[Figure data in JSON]
______

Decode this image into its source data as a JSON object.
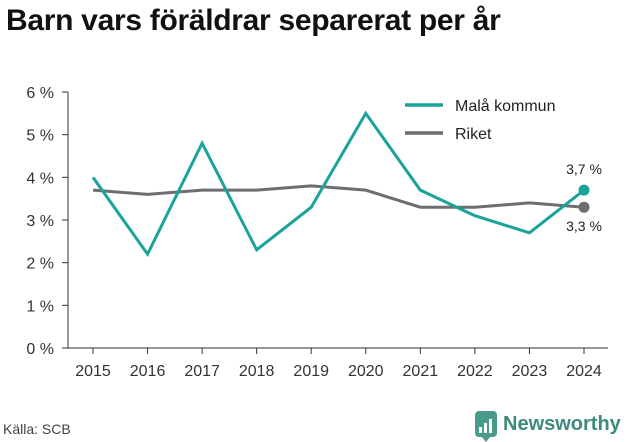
{
  "title": "Barn vars föräldrar separerat per år",
  "source": "Källa: SCB",
  "brand": "Newsworthy",
  "colors": {
    "series1": "#1aa399",
    "series2": "#6e6d72",
    "axis": "#333333",
    "brand": "#3e8a7c"
  },
  "chart_data": {
    "type": "line",
    "title": "Barn vars föräldrar separerat per år",
    "xlabel": "",
    "ylabel": "",
    "x": [
      2015,
      2016,
      2017,
      2018,
      2019,
      2020,
      2021,
      2022,
      2023,
      2024
    ],
    "y_ticks": [
      "0 %",
      "1 %",
      "2 %",
      "3 %",
      "4 %",
      "5 %",
      "6 %"
    ],
    "ylim": [
      0,
      6
    ],
    "grid": false,
    "legend": "top-right",
    "series": [
      {
        "name": "Malå kommun",
        "values": [
          4.0,
          2.2,
          4.8,
          2.3,
          3.3,
          5.5,
          3.7,
          3.1,
          2.7,
          3.7
        ],
        "end_label": "3,7 %"
      },
      {
        "name": "Riket",
        "values": [
          3.7,
          3.6,
          3.7,
          3.7,
          3.8,
          3.7,
          3.3,
          3.3,
          3.4,
          3.3
        ],
        "end_label": "3,3 %"
      }
    ]
  }
}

______

■ **WHAT IS ASKED**:
Repeat the listing in full and exactly. Leave any pictures out.

■ **THE RESULT**:
Decode this image into its source data as a JSON object.
{
  "title": "Barn vars föräldrar separerat per år",
  "source": "Källa: SCB",
  "brand": "Newsworthy",
  "colors": {
    "series1": "#1aa399",
    "series2": "#6e6d72",
    "axis": "#333333",
    "brand": "#3e8a7c"
  },
  "chart_data": {
    "type": "line",
    "title": "Barn vars föräldrar separerat per år",
    "xlabel": "",
    "ylabel": "",
    "x": [
      2015,
      2016,
      2017,
      2018,
      2019,
      2020,
      2021,
      2022,
      2023,
      2024
    ],
    "y_ticks": [
      "0 %",
      "1 %",
      "2 %",
      "3 %",
      "4 %",
      "5 %",
      "6 %"
    ],
    "ylim": [
      0,
      6
    ],
    "grid": false,
    "legend": "top-right",
    "series": [
      {
        "name": "Malå kommun",
        "values": [
          4.0,
          2.2,
          4.8,
          2.3,
          3.3,
          5.5,
          3.7,
          3.1,
          2.7,
          3.7
        ],
        "end_label": "3,7 %"
      },
      {
        "name": "Riket",
        "values": [
          3.7,
          3.6,
          3.7,
          3.7,
          3.8,
          3.7,
          3.3,
          3.3,
          3.4,
          3.3
        ],
        "end_label": "3,3 %"
      }
    ]
  }
}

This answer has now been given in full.